# RECORDED INFORMATION
───
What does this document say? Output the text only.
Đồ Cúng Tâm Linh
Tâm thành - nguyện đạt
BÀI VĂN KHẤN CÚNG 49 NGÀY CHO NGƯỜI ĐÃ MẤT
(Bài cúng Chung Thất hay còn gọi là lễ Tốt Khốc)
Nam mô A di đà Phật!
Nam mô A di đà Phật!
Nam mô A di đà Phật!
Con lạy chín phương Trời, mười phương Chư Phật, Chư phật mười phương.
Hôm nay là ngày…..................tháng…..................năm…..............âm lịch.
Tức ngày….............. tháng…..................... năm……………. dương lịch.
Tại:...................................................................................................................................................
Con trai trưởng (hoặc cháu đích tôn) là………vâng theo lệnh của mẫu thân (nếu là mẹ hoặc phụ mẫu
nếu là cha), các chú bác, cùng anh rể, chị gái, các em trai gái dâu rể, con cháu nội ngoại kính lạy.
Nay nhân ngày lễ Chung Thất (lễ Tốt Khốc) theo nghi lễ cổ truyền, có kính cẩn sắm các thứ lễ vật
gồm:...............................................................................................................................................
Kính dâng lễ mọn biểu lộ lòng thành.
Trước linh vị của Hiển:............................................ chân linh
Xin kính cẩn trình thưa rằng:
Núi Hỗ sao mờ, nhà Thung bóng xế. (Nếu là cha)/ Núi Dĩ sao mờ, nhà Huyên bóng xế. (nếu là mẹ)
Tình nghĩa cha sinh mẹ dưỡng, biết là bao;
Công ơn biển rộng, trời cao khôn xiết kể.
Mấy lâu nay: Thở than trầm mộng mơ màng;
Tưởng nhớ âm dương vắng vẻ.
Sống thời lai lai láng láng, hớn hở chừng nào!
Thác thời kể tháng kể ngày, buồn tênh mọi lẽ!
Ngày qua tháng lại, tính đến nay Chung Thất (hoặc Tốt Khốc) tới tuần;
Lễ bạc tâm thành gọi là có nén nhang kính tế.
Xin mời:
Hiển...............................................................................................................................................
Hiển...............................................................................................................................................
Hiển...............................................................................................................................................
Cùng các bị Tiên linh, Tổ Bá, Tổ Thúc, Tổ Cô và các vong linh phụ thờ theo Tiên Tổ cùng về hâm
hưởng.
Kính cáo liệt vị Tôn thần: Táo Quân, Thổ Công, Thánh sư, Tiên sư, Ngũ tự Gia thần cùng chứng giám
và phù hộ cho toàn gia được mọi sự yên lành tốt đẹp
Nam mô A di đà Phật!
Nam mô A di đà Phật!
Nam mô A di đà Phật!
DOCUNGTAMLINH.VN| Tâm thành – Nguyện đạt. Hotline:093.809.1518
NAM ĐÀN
───
# PROMPT
Return all of the data exactly as it reads.

# RESULT OF THE TASK
What does this document say? Output the text only.
Đồ Cúng Tâm Linh
Tâm thành - nguyện đạt
BÀI VĂN KHẤN CÚNG 49 NGÀY CHO NGƯỜI ĐÃ MẤT
(Bài cúng Chung Thất hay còn gọi là lễ Tốt Khốc)
Nam mô A di đà Phật!
Nam mô A di đà Phật!
Nam mô A di đà Phật!
Con lạy chín phương Trời, mười phương Chư Phật, Chư phật mười phương.
Hôm nay là ngày…..................tháng…..................năm…..............âm lịch.
Tức ngày….............. tháng…..................... năm……………. dương lịch.
Tại:...................................................................................................................................................
Con trai trưởng (hoặc cháu đích tôn) là………vâng theo lệnh của mẫu thân (nếu là mẹ hoặc phụ mẫu
nếu là cha), các chú bác, cùng anh rể, chị gái, các em trai gái dâu rể, con cháu nội ngoại kính lạy.
Nay nhân ngày lễ Chung Thất (lễ Tốt Khốc) theo nghi lễ cổ truyền, có kính cẩn sắm các thứ lễ vật
gồm:...............................................................................................................................................
Kính dâng lễ mọn biểu lộ lòng thành.
Trước linh vị của Hiển:............................................ chân linh
Xin kính cẩn trình thưa rằng:
Núi Hỗ sao mờ, nhà Thung bóng xế. (Nếu là cha)/ Núi Dĩ sao mờ, nhà Huyên bóng xế. (nếu là mẹ)
Tình nghĩa cha sinh mẹ dưỡng, biết là bao;
Công ơn biển rộng, trời cao khôn xiết kể.
Mấy lâu nay: Thở than trầm mộng mơ màng;
Tưởng nhớ âm dương vắng vẻ.
Sống thời lai lai láng láng, hớn hở chừng nào!
Thác thời kể tháng kể ngày, buồn tênh mọi lẽ!
Ngày qua tháng lại, tính đến nay Chung Thất (hoặc Tốt Khốc) tới tuần;
Lễ bạc tâm thành gọi là có nén nhang kính tế.
Xin mời:
Hiển...............................................................................................................................................
Hiển...............................................................................................................................................
Hiển...............................................................................................................................................
Cùng các bị Tiên linh, Tổ Bá, Tổ Thúc, Tổ Cô và các vong linh phụ thờ theo Tiên Tổ cùng về hâm
hưởng.
Kính cáo liệt vị Tôn thần: Táo Quân, Thổ Công, Thánh sư, Tiên sư, Ngũ tự Gia thần cùng chứng giám
và phù hộ cho toàn gia được mọi sự yên lành tốt đẹp
Nam mô A di đà Phật!
Nam mô A di đà Phật!
Nam mô A di đà Phật!
DOCUNGTAMLINH.VN| Tâm thành – Nguyện đạt. Hotline:093.809.1518
NAM ĐÀN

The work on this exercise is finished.